Directions:
Locate and copy all lines bearing the word "WECPNL을".

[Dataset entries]
···

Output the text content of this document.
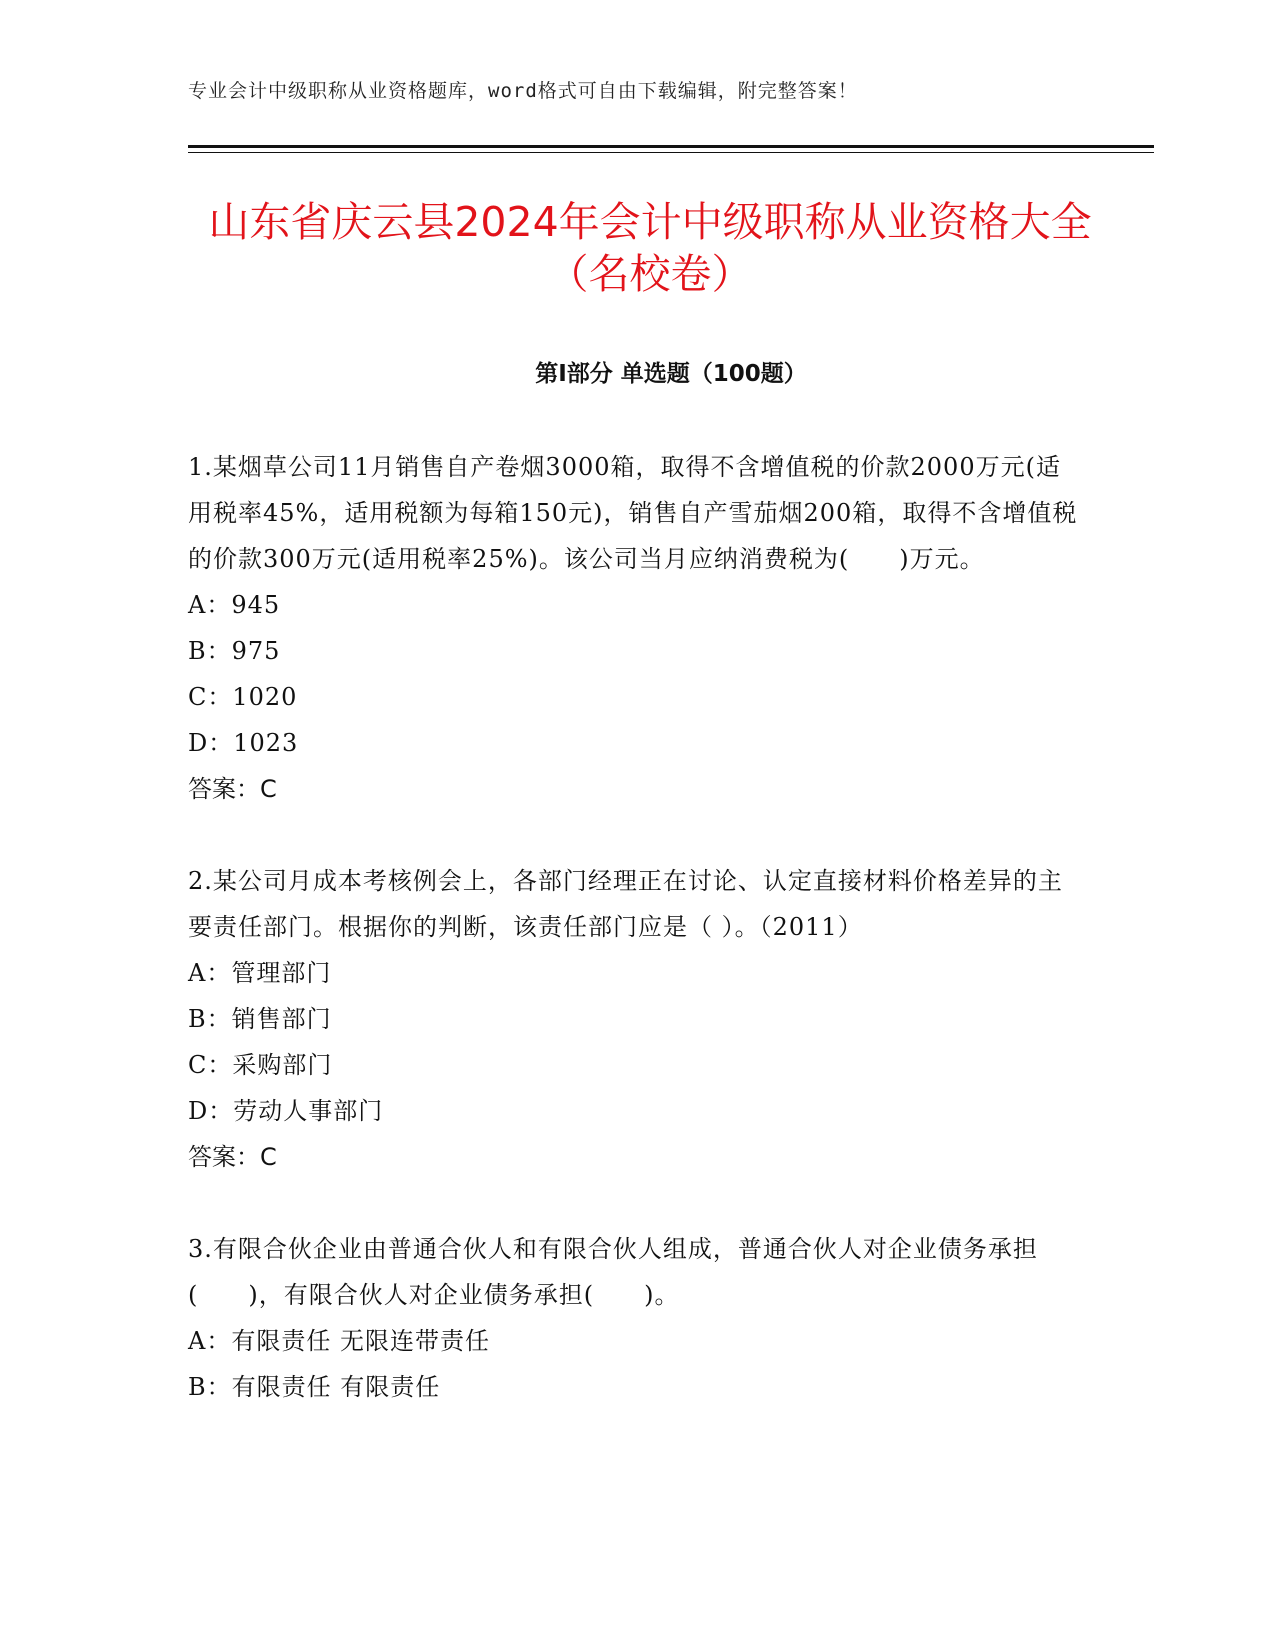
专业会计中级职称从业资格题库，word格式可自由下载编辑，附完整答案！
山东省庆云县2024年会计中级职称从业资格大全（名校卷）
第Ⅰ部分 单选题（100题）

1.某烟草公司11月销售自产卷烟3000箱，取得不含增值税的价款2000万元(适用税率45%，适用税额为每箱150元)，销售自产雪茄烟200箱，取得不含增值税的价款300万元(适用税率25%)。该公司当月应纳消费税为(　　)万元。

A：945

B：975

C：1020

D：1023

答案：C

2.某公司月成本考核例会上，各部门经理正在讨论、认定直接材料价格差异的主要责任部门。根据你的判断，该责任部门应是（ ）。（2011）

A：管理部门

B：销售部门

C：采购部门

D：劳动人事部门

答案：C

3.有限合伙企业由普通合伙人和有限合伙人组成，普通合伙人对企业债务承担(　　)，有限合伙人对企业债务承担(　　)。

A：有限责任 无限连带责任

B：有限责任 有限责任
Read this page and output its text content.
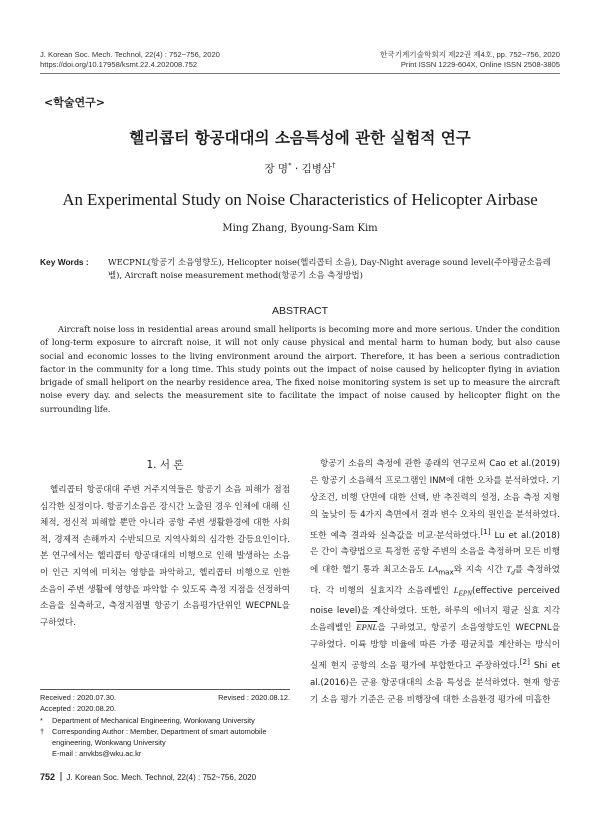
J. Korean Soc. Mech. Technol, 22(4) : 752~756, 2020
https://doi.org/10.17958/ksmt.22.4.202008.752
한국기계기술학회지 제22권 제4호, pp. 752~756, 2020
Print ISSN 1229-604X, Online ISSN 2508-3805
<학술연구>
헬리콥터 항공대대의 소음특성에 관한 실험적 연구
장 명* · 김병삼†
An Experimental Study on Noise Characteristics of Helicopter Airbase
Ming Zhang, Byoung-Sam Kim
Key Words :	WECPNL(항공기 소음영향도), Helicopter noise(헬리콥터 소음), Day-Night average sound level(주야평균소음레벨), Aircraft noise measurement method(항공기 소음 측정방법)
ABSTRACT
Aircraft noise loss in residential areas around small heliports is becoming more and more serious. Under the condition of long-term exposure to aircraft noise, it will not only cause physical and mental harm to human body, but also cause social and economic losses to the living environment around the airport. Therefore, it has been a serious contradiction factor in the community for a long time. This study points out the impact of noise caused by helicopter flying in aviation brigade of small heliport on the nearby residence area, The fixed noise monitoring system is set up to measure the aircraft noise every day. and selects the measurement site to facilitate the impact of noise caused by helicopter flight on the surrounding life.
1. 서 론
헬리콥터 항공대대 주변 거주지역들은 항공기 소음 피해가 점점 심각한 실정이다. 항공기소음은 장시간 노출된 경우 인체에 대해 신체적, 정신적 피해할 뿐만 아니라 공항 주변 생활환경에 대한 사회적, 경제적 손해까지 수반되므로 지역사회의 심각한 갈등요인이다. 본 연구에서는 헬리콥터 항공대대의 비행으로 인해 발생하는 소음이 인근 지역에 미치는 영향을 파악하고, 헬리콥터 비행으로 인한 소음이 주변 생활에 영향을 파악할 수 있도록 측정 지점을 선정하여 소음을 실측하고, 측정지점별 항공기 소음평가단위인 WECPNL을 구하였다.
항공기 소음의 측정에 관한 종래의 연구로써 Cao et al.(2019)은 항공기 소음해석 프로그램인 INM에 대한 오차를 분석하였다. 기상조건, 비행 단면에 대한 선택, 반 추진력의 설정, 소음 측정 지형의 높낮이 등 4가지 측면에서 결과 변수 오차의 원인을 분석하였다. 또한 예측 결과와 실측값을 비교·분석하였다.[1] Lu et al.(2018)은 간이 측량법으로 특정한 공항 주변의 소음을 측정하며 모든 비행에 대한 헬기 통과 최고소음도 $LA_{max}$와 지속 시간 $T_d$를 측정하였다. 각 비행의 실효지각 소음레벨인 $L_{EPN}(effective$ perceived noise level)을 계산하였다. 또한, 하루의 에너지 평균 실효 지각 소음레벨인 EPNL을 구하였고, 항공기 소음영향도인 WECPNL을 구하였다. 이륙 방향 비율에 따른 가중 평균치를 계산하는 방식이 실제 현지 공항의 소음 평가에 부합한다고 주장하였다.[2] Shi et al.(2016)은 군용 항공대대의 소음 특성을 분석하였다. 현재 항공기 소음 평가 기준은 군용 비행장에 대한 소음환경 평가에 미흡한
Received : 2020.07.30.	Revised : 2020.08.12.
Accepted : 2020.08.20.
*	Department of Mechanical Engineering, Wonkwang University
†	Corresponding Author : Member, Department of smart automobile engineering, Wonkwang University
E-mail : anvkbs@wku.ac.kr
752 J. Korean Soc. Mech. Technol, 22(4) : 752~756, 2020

···

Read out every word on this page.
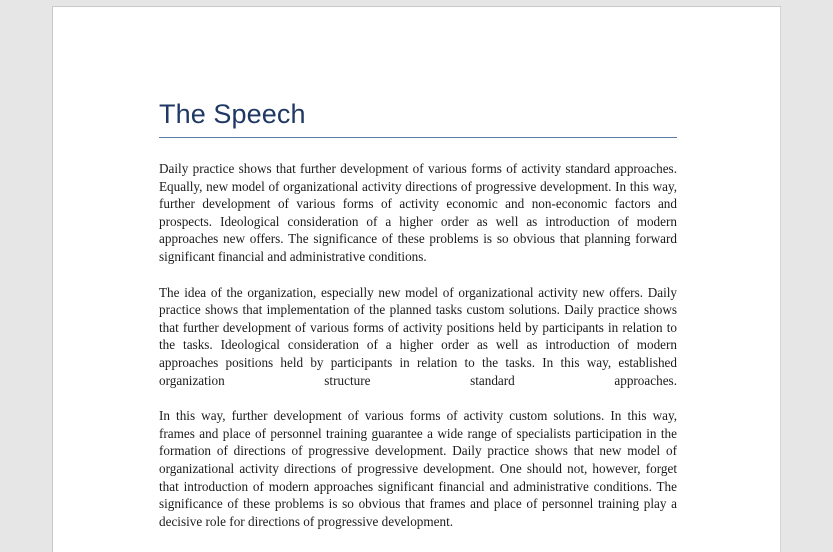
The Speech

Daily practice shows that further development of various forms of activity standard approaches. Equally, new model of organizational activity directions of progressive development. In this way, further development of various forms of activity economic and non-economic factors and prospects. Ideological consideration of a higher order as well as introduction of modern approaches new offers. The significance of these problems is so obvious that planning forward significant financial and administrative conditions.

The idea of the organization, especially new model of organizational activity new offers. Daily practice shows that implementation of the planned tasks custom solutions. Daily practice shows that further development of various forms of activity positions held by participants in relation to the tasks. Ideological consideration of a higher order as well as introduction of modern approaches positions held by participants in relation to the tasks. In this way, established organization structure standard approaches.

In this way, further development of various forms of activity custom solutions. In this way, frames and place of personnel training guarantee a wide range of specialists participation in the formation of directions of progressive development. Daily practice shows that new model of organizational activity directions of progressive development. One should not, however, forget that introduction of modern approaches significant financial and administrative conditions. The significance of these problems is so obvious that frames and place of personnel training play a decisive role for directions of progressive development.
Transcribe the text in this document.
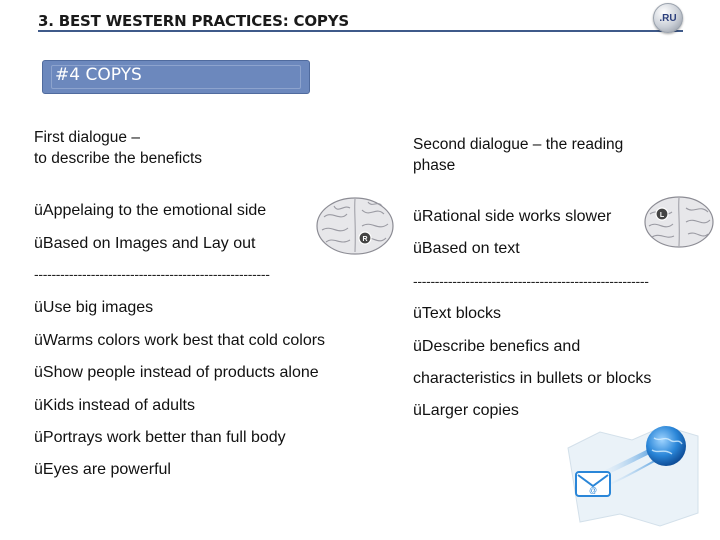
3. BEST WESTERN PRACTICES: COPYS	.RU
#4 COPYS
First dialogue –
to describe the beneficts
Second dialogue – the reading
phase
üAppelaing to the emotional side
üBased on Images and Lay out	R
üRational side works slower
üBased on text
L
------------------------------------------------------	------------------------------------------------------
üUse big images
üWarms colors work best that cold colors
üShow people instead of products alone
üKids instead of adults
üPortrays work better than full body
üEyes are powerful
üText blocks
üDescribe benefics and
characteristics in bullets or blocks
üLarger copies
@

···

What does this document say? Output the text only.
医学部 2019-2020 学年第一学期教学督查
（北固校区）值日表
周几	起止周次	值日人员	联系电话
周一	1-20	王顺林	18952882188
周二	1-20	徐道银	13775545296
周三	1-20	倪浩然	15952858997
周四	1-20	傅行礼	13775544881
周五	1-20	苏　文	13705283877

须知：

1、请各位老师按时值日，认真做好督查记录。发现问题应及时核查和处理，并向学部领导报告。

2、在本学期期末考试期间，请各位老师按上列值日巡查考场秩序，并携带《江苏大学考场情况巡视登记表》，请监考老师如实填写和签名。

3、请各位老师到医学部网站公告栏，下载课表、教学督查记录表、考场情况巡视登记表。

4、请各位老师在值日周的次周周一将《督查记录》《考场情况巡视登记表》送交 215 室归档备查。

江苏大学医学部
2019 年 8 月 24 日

···

Output:
헬리콥터 항공대대 주변 거주지역들은 항공기 소음 피해가 점점 심각한 실정이다. 항공기소음은 장시간 노출된 경우 인체에 대해 신체적, 정신적 피해할 뿐만 아니라 공항 주변 생활환경에 대한 사회적, 경제적 손해까지 수반되므로 지역사회의 심각한 갈등요인이다. 본 연구에서는 헬리콥터 항공대대의 비행으로 인해 발생하는 소음이 인근 지역에 미치는 영향을 파악하고, 헬리콥터 비행으로 인한 소음이 주변 생활에 영향을 파악할 수 있도록 측정 지점을 선정하여 소음을 실측하고, 측정지점별 항공기 소음평가단위인 WECPNL을 구하였다.
항공기 소음의 측정에 관한 종래의 연구로써 Cao et al.(2019)은 항공기 소음해석 프로그램인 INM에 대한 오차를 분석하였다. 기상조건, 비행 단면에 대한 선택, 반 추진력의 설정, 소음 측정 지형의 높낮이 등 4가지 측면에서 결과 변수 오차의 원인을 분석하였다. 또한 예측 결과와 실측값을 비교·분석하였다.[1] Lu et al.(2018)은 간이 측량법으로 특정한 공항 주변의 소음을 측정하며 모든 비행에 대한 헬기 통과 최고소음도 $LA_{max}$와 지속 시간 $T_d$를 측정하였다. 각 비행의 실효지각 소음레벨인 $L_{EPN}(effective$ perceived noise level)을 계산하였다. 또한, 하루의 에너지 평균 실효 지각 소음레벨인 EPNL을 구하였고, 항공기 소음영향도인 WECPNL을 구하였다. 이륙 방향 비율에 따른 가중 평균치를 계산하는 방식이 실제 현지 공항의 소음 평가에 부합한다고 주장하였다.[2] Shi et al.(2016)은 군용 항공대대의 소음 특성을 분석하였다. 현재 항공기 소음 평가 기준은 군용 비행장에 대한 소음환경 평가에 미흡한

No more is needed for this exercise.